WHAT THE TASK ASKS =
Print all the records exactly, please.
## start
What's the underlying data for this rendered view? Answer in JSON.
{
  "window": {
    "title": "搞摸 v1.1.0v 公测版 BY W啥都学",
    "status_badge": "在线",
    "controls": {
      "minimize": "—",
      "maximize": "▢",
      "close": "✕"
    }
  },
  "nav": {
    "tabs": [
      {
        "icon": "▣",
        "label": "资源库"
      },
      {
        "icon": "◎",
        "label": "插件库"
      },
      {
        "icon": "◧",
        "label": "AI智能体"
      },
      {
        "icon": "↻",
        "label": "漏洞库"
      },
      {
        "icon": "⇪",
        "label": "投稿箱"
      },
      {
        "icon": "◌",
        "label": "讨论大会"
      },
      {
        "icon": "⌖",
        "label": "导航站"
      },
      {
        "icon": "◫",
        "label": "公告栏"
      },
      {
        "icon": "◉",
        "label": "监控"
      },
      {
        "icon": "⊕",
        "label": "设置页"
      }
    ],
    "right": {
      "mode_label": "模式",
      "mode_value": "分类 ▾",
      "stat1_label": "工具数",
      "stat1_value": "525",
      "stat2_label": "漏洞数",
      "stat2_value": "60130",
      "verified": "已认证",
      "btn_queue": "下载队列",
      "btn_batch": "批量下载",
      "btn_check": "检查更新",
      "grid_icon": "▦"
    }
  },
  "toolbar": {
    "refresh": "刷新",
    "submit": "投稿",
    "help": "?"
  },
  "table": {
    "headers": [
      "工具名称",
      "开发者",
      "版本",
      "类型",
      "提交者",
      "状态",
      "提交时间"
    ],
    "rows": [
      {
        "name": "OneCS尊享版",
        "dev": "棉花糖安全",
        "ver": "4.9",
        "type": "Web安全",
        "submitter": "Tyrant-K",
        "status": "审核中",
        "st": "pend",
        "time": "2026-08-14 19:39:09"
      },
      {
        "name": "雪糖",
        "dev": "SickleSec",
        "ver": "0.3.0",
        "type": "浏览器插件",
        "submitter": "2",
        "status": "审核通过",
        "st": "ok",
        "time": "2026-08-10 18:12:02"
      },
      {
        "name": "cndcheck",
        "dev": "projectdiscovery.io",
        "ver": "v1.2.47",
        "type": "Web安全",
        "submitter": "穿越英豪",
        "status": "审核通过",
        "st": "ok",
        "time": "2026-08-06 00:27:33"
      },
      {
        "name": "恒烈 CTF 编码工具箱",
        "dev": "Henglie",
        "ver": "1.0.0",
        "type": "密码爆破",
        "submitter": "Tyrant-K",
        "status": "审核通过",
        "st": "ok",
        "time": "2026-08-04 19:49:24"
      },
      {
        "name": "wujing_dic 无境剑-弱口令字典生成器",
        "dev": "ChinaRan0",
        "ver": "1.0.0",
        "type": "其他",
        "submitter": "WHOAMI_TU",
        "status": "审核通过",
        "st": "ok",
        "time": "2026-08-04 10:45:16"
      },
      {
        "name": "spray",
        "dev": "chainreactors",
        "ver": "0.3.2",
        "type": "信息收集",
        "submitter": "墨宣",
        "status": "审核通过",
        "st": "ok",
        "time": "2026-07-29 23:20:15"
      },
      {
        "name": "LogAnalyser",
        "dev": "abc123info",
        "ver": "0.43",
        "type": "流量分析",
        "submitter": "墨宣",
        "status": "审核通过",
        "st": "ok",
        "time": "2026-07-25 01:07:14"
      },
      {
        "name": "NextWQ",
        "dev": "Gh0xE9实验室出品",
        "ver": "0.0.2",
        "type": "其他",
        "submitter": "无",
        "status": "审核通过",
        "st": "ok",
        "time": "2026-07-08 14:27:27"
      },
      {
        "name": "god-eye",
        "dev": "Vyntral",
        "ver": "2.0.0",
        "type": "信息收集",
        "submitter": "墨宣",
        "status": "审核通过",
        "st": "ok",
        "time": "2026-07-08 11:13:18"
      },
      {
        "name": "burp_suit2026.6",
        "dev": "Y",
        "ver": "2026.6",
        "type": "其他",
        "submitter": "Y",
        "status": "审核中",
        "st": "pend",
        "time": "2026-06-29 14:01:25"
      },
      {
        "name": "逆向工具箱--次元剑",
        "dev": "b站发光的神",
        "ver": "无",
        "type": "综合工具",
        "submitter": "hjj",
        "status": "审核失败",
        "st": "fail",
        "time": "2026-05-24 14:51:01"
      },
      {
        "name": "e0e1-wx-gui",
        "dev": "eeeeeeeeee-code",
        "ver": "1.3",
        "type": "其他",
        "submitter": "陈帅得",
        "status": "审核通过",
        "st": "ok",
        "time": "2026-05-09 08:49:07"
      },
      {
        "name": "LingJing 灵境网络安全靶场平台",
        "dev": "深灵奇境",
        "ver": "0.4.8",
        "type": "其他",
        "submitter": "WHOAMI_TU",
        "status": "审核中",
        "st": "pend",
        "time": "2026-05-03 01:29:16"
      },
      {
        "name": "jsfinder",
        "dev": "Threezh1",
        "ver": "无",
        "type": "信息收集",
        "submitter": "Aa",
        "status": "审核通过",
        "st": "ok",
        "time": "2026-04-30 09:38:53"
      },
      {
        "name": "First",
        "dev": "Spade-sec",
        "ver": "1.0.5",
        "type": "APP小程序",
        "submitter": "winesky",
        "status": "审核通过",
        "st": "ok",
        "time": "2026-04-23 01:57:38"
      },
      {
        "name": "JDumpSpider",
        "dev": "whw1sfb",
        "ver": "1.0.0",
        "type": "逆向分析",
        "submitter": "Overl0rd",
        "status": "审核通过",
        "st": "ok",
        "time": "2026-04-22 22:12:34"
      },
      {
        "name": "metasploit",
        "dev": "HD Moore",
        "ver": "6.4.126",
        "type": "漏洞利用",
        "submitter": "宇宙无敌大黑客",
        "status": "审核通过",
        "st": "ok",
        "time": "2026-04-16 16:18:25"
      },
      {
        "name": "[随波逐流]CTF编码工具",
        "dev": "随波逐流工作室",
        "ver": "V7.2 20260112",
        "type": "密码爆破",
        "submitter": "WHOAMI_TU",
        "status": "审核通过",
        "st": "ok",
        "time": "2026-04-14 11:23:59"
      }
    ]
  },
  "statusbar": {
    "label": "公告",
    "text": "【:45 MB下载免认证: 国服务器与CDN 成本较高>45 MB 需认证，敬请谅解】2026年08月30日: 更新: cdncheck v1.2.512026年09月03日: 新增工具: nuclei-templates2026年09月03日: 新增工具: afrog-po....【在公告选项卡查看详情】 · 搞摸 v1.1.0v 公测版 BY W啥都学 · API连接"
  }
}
## end
EXERCISE RESPONSE =
What's the underlying data for this rendered view? Answer in JSON.
{
  "window": {
    "title": "搞摸 v1.1.0v 公测版 BY W啥都学",
    "status_badge": "在线",
    "controls": {
      "minimize": "—",
      "maximize": "▢",
      "close": "✕"
    }
  },
  "nav": {
    "tabs": [
      {
        "icon": "▣",
        "label": "资源库"
      },
      {
        "icon": "◎",
        "label": "插件库"
      },
      {
        "icon": "◧",
        "label": "AI智能体"
      },
      {
        "icon": "↻",
        "label": "漏洞库"
      },
      {
        "icon": "⇪",
        "label": "投稿箱"
      },
      {
        "icon": "◌",
        "label": "讨论大会"
      },
      {
        "icon": "⌖",
        "label": "导航站"
      },
      {
        "icon": "◫",
        "label": "公告栏"
      },
      {
        "icon": "◉",
        "label": "监控"
      },
      {
        "icon": "⊕",
        "label": "设置页"
      }
    ],
    "right": {
      "mode_label": "模式",
      "mode_value": "分类 ▾",
      "stat1_label": "工具数",
      "stat1_value": "525",
      "stat2_label": "漏洞数",
      "stat2_value": "60130",
      "verified": "已认证",
      "btn_queue": "下载队列",
      "btn_batch": "批量下载",
      "btn_check": "检查更新",
      "grid_icon": "▦"
    }
  },
  "toolbar": {
    "refresh": "刷新",
    "submit": "投稿",
    "help": "?"
  },
  "table": {
    "headers": [
      "工具名称",
      "开发者",
      "版本",
      "类型",
      "提交者",
      "状态",
      "提交时间"
    ],
    "rows": [
      {
        "name": "OneCS尊享版",
        "dev": "棉花糖安全",
        "ver": "4.9",
        "type": "Web安全",
        "submitter": "Tyrant-K",
        "status": "审核中",
        "st": "pend",
        "time": "2026-08-14 19:39:09"
      },
      {
        "name": "雪糖",
        "dev": "SickleSec",
        "ver": "0.3.0",
        "type": "浏览器插件",
        "submitter": "2",
        "status": "审核通过",
        "st": "ok",
        "time": "2026-08-10 18:12:02"
      },
      {
        "name": "cndcheck",
        "dev": "projectdiscovery.io",
        "ver": "v1.2.47",
        "type": "Web安全",
        "submitter": "穿越英豪",
        "status": "审核通过",
        "st": "ok",
        "time": "2026-08-06 00:27:33"
      },
      {
        "name": "恒烈 CTF 编码工具箱",
        "dev": "Henglie",
        "ver": "1.0.0",
        "type": "密码爆破",
        "submitter": "Tyrant-K",
        "status": "审核通过",
        "st": "ok",
        "time": "2026-08-04 19:49:24"
      },
      {
        "name": "wujing_dic 无境剑-弱口令字典生成器",
        "dev": "ChinaRan0",
        "ver": "1.0.0",
        "type": "其他",
        "submitter": "WHOAMI_TU",
        "status": "审核通过",
        "st": "ok",
        "time": "2026-08-04 10:45:16"
      },
      {
        "name": "spray",
        "dev": "chainreactors",
        "ver": "0.3.2",
        "type": "信息收集",
        "submitter": "墨宣",
        "status": "审核通过",
        "st": "ok",
        "time": "2026-07-29 23:20:15"
      },
      {
        "name": "LogAnalyser",
        "dev": "abc123info",
        "ver": "0.43",
        "type": "流量分析",
        "submitter": "墨宣",
        "status": "审核通过",
        "st": "ok",
        "time": "2026-07-25 01:07:14"
      },
      {
        "name": "NextWQ",
        "dev": "Gh0xE9实验室出品",
        "ver": "0.0.2",
        "type": "其他",
        "submitter": "无",
        "status": "审核通过",
        "st": "ok",
        "time": "2026-07-08 14:27:27"
      },
      {
        "name": "god-eye",
        "dev": "Vyntral",
        "ver": "2.0.0",
        "type": "信息收集",
        "submitter": "墨宣",
        "status": "审核通过",
        "st": "ok",
        "time": "2026-07-08 11:13:18"
      },
      {
        "name": "burp_suit2026.6",
        "dev": "Y",
        "ver": "2026.6",
        "type": "其他",
        "submitter": "Y",
        "status": "审核中",
        "st": "pend",
        "time": "2026-06-29 14:01:25"
      },
      {
        "name": "逆向工具箱--次元剑",
        "dev": "b站发光的神",
        "ver": "无",
        "type": "综合工具",
        "submitter": "hjj",
        "status": "审核失败",
        "st": "fail",
        "time": "2026-05-24 14:51:01"
      },
      {
        "name": "e0e1-wx-gui",
        "dev": "eeeeeeeeee-code",
        "ver": "1.3",
        "type": "其他",
        "submitter": "陈帅得",
        "status": "审核通过",
        "st": "ok",
        "time": "2026-05-09 08:49:07"
      },
      {
        "name": "LingJing 灵境网络安全靶场平台",
        "dev": "深灵奇境",
        "ver": "0.4.8",
        "type": "其他",
        "submitter": "WHOAMI_TU",
        "status": "审核中",
        "st": "pend",
        "time": "2026-05-03 01:29:16"
      },
      {
        "name": "jsfinder",
        "dev": "Threezh1",
        "ver": "无",
        "type": "信息收集",
        "submitter": "Aa",
        "status": "审核通过",
        "st": "ok",
        "time": "2026-04-30 09:38:53"
      },
      {
        "name": "First",
        "dev": "Spade-sec",
        "ver": "1.0.5",
        "type": "APP小程序",
        "submitter": "winesky",
        "status": "审核通过",
        "st": "ok",
        "time": "2026-04-23 01:57:38"
      },
      {
        "name": "JDumpSpider",
        "dev": "whw1sfb",
        "ver": "1.0.0",
        "type": "逆向分析",
        "submitter": "Overl0rd",
        "status": "审核通过",
        "st": "ok",
        "time": "2026-04-22 22:12:34"
      },
      {
        "name": "metasploit",
        "dev": "HD Moore",
        "ver": "6.4.126",
        "type": "漏洞利用",
        "submitter": "宇宙无敌大黑客",
        "status": "审核通过",
        "st": "ok",
        "time": "2026-04-16 16:18:25"
      },
      {
        "name": "[随波逐流]CTF编码工具",
        "dev": "随波逐流工作室",
        "ver": "V7.2 20260112",
        "type": "密码爆破",
        "submitter": "WHOAMI_TU",
        "status": "审核通过",
        "st": "ok",
        "time": "2026-04-14 11:23:59"
      }
    ]
  },
  "statusbar": {
    "label": "公告",
    "text": "【:45 MB下载免认证: 国服务器与CDN 成本较高>45 MB 需认证，敬请谅解】2026年08月30日: 更新: cdncheck v1.2.512026年09月03日: 新增工具: nuclei-templates2026年09月03日: 新增工具: afrog-po....【在公告选项卡查看详情】 · 搞摸 v1.1.0v 公测版 BY W啥都学 · API连接"
  }
}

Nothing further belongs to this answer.